DATA FOR THIS TASK >>
begin

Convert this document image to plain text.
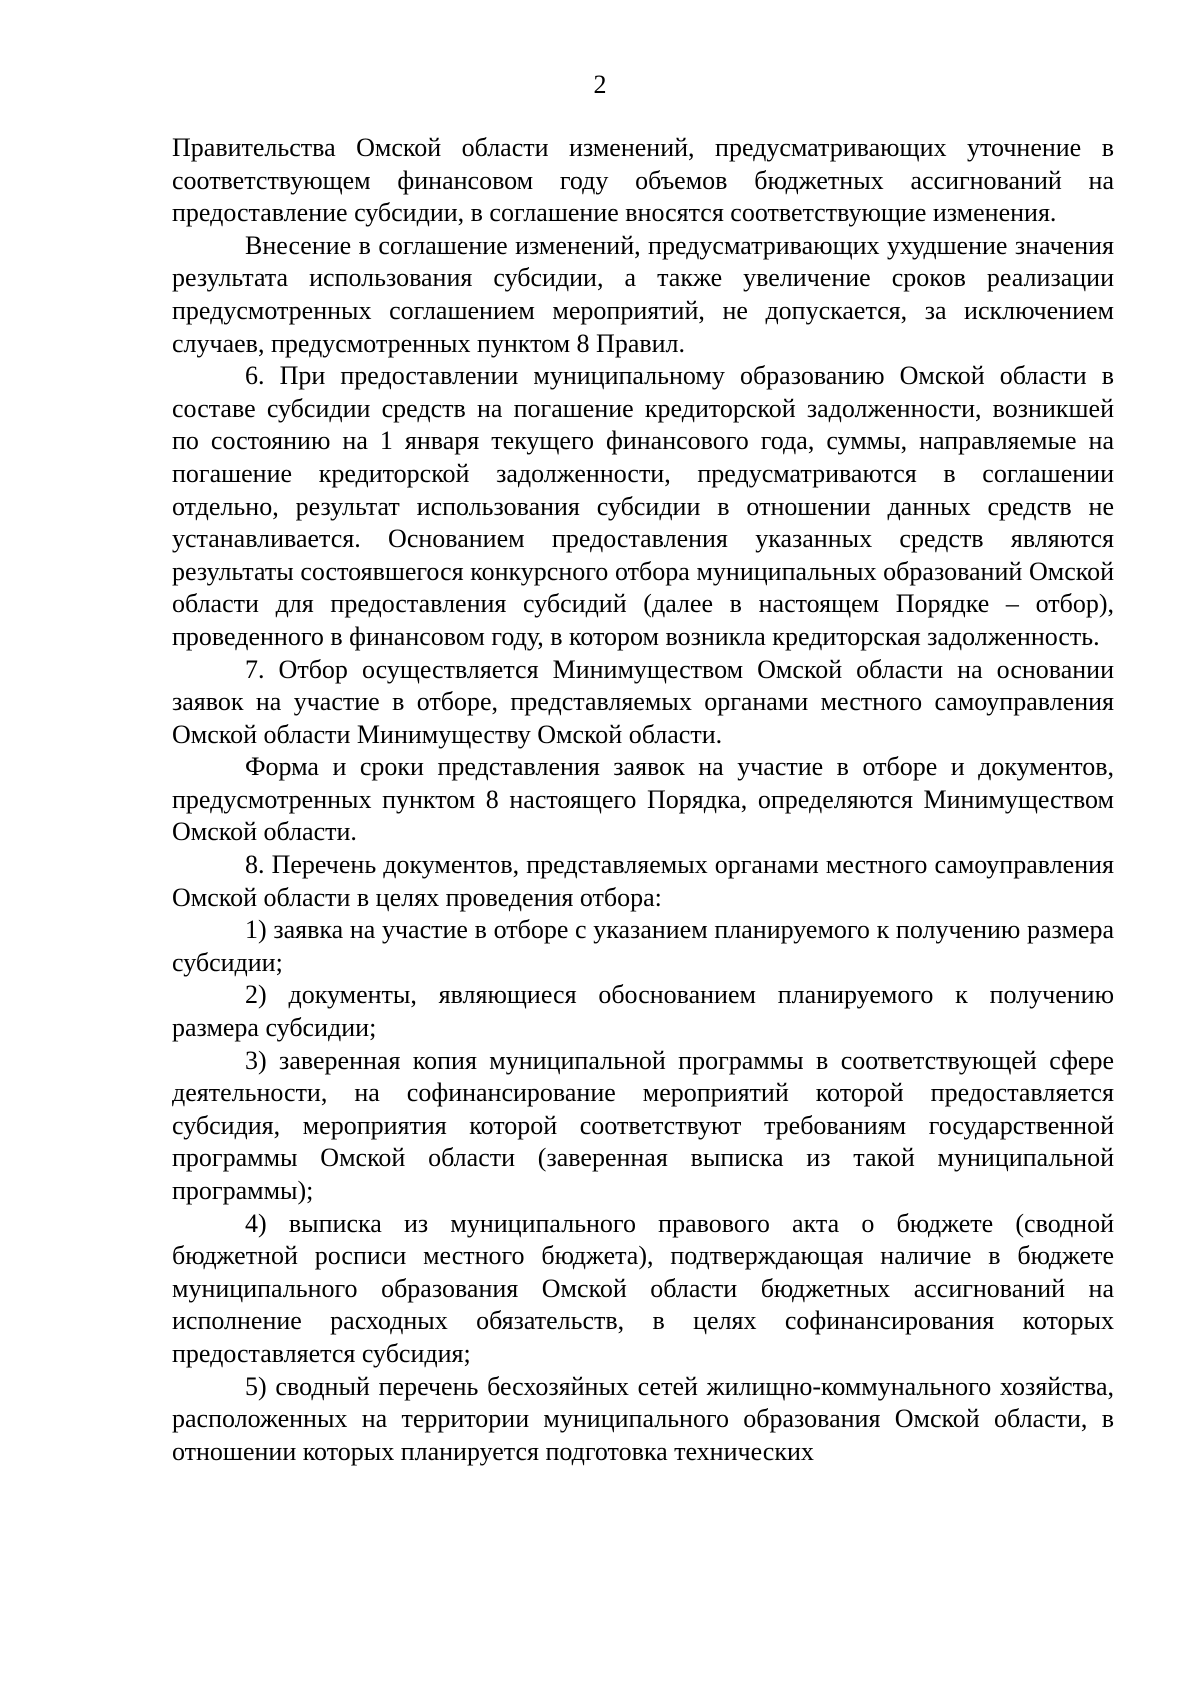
2

Правительства Омской области изменений, предусматривающих уточнение в соответствующем финансовом году объемов бюджетных ассигнований на предоставление субсидии, в соглашение вносятся соответствующие изменения.

Внесение в соглашение изменений, предусматривающих ухудшение значения результата использования субсидии, а также увеличение сроков реализации предусмотренных соглашением мероприятий, не допускается, за исключением случаев, предусмотренных пунктом 8 Правил.

6. При предоставлении муниципальному образованию Омской области в составе субсидии средств на погашение кредиторской задолженности, возникшей по состоянию на 1 января текущего финансового года, суммы, направляемые на погашение кредиторской задолженности, предусматриваются в соглашении отдельно, результат использования субсидии в отношении данных средств не устанавливается. Основанием предоставления указанных средств являются результаты состоявшегося конкурсного отбора муниципальных образований Омской области для предоставления субсидий (далее в настоящем Порядке – отбор), проведенного в финансовом году, в котором возникла кредиторская задолженность.

7. Отбор осуществляется Минимуществом Омской области на основании заявок на участие в отборе, представляемых органами местного самоуправления Омской области Минимуществу Омской области.

Форма и сроки представления заявок на участие в отборе и документов, предусмотренных пунктом 8 настоящего Порядка, определяются Минимуществом Омской области.

8. Перечень документов, представляемых органами местного самоуправления Омской области в целях проведения отбора:

1) заявка на участие в отборе с указанием планируемого к получению размера субсидии;

2) документы, являющиеся обоснованием планируемого к получению размера субсидии;

3) заверенная копия муниципальной программы в соответствующей сфере деятельности, на софинансирование мероприятий которой предоставляется субсидия, мероприятия которой соответствуют требованиям государственной программы Омской области (заверенная выписка из такой муниципальной программы);

4) выписка из муниципального правового акта о бюджете (сводной бюджетной росписи местного бюджета), подтверждающая наличие в бюджете муниципального образования Омской области бюджетных ассигнований на исполнение расходных обязательств, в целях софинансирования которых предоставляется субсидия;

5) сводный перечень бесхозяйных сетей жилищно-коммунального хозяйства, расположенных на территории муниципального образования Омской области, в отношении которых планируется подготовка технических
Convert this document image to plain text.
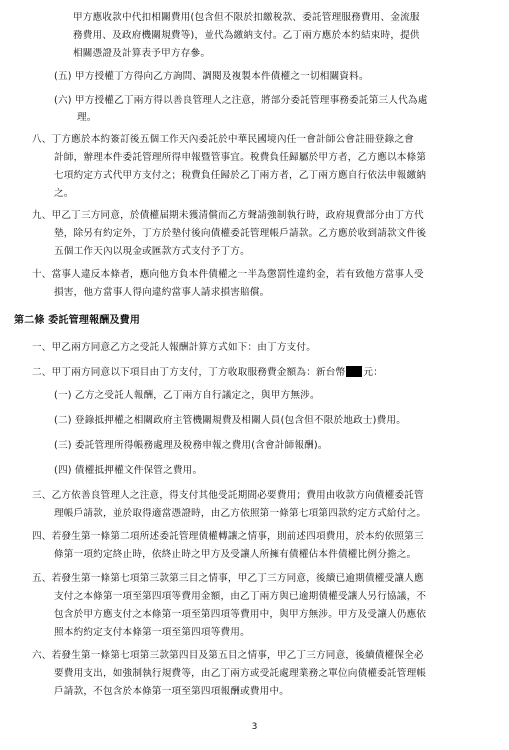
甲方應收款中代扣相關費用(包含但不限於扣繳稅款、委託管理服務費用、金流服
務費用、及政府機關規費等)，並代為繳納支付。乙丁兩方應於本約結束時，提供
相關憑證及計算表予甲方存參。
(五) 甲方授權丁方得向乙方詢問、調閱及複製本件債權之一切相關資料。
(六) 甲方授權乙丁兩方得以善良管理人之注意，將部分委託管理事務委託第三人代為處
理。
八、丁方應於本約簽訂後五個工作天內委託於中華民國境內任一會計師公會註冊登錄之會
計師，辦理本件委託管理所得申報暨管事宜。稅費負任歸屬於甲方者，乙方應以本條第
七項約定方式代甲方支付之；稅費負任歸於乙丁兩方者，乙丁兩方應自行依法申報繳納
之。
九、甲乙丁三方同意，於債權届期未獲清償而乙方聲請強制執行時，政府規費部分由丁方代
墊，除另有約定外，丁方於墊付後向債權委託管理帳戶請款。乙方應於收到請款文件後
五個工作天內以現金或匯款方式支付予丁方。
十、當事人違反本條者，應向他方負本件債權之一半為懲罰性違約金，若有致他方當事人受
損害，他方當事人得向違約當事人請求損害賠償。
第二條 委託管理報酬及費用
一、甲乙兩方同意乙方之受託人報酬計算方式如下：由丁方支付。
二、甲丁兩方同意以下項目由丁方支付，丁方收取服務費金額為：新台幣 元：
(一) 乙方之受託人報酬，乙丁兩方自行議定之，與甲方無涉。
(二) 登錄抵押權之相關政府主管機關規費及相關人員(包含但不限於地政士)費用。
(三) 委託管理所得帳務處理及稅務申報之費用(含會計師報酬)。
(四) 債權抵押權文件保管之費用。
三、乙方依善良管理人之注意，得支付其他受託期間必要費用；費用由收款方向債權委託管
理帳戶請款，並於取得適當憑證時，由乙方依照第一條第七項第四款約定方式給付之。
四、若發生第一條第二項所述委託管理債權轉讓之情事，則前述四項費用，於本約依照第三
條第一項約定終止時，依終止時之甲方及受讓人所擁有債權佔本件債權比例分擔之。
五、若發生第一條第七項第三款第三目之情事，甲乙丁三方同意，後續已逾期債權受讓人應
支付之本條第一項至第四項等費用金額，由乙丁兩方與已逾期債權受讓人另行協議，不
包含於甲方應支付之本條第一項至第四項等費用中，與甲方無涉。甲方及受讓人仍應依
照本約約定支付本條第一項至第四項等費用。
六、若發生第一條第七項第三款第四目及第五目之情事，甲乙丁三方同意，後續債權保全必
要費用支出，如強制執行規費等，由乙丁兩方或受託處理業務之單位向債權委託管理帳
戶請款，不包含於本條第一項至第四項報酬或費用中。
3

end

THE EXERCISE >> Copy every line that includes the string "получению" from the material above.

WRITTEN ANSWER >>
1) заявка на участие в отборе с указанием планируемого к получению размера субсидии;
2) документы, являющиеся обоснованием планируемого к получению размера субсидии;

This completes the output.